→ Required work
Without the pictures, copy the entries below word for word.

→ Input material
========
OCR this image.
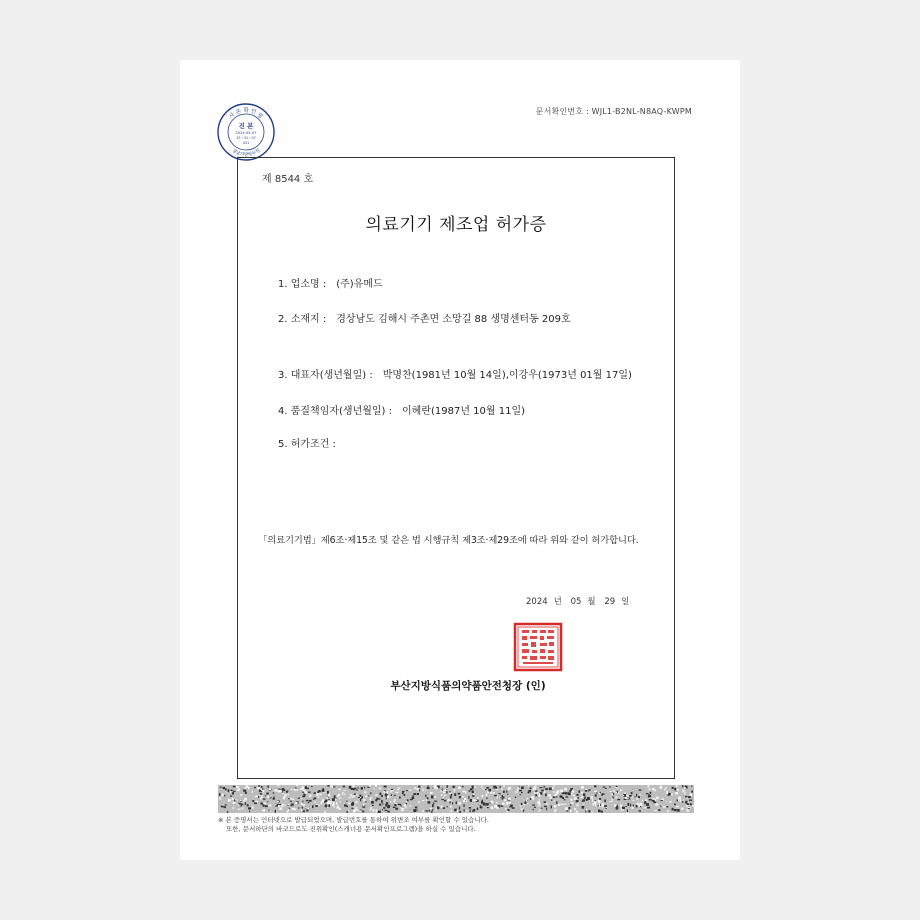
문서확인번호 : WJL1-B2NL-N8AQ-KWPM
사 본 확 인 필
경남지방병무청
진 본
2024-05-07
15 : 31 : 07
431
제 8544 호
의료기기 제조업 허가증
1. 업소명 : (주)유메드
2. 소재지 : 경상남도 김해시 주촌면 소망길 88 생명센터동 209호
3. 대표자(생년월일) : 박명찬(1981년 10월 14일),이강우(1973년 01월 17일)
4. 품질책임자(생년월일) : 이혜란(1987년 10월 11일)
5. 허가조건 :
「의료기기법」제6조·제15조 및 같은 법 시행규칙 제3조·제29조에 따라 위와 같이 허가합니다.
2024 년 05 월 29 일
부산지방식품의약품안전청장 (인)
※ 본 증명서는 인터넷으로 발급되었으며, 발급번호를 통하여 위변조 여부를 확인할 수 있습니다.
또한, 문서하단의 바코드로도 진위확인(스캐너용 문서확인프로그램)을 하실 수 있습니다.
========
→ Full response
OCR this image.
문서확인번호 : WJL1-B2NL-N8AQ-KWPM
사 본 확 인 필
경남지방병무청
진 본
2024-05-07
15 : 31 : 07
431
제 8544 호
의료기기 제조업 허가증
1. 업소명 : (주)유메드
2. 소재지 : 경상남도 김해시 주촌면 소망길 88 생명센터동 209호
3. 대표자(생년월일) : 박명찬(1981년 10월 14일),이강우(1973년 01월 17일)
4. 품질책임자(생년월일) : 이혜란(1987년 10월 11일)
5. 허가조건 :
「의료기기법」제6조·제15조 및 같은 법 시행규칙 제3조·제29조에 따라 위와 같이 허가합니다.
2024 년 05 월 29 일
부산지방식품의약품안전청장 (인)
※ 본 증명서는 인터넷으로 발급되었으며, 발급번호를 통하여 위변조 여부를 확인할 수 있습니다.
또한, 문서하단의 바코드로도 진위확인(스캐너용 문서확인프로그램)을 하실 수 있습니다.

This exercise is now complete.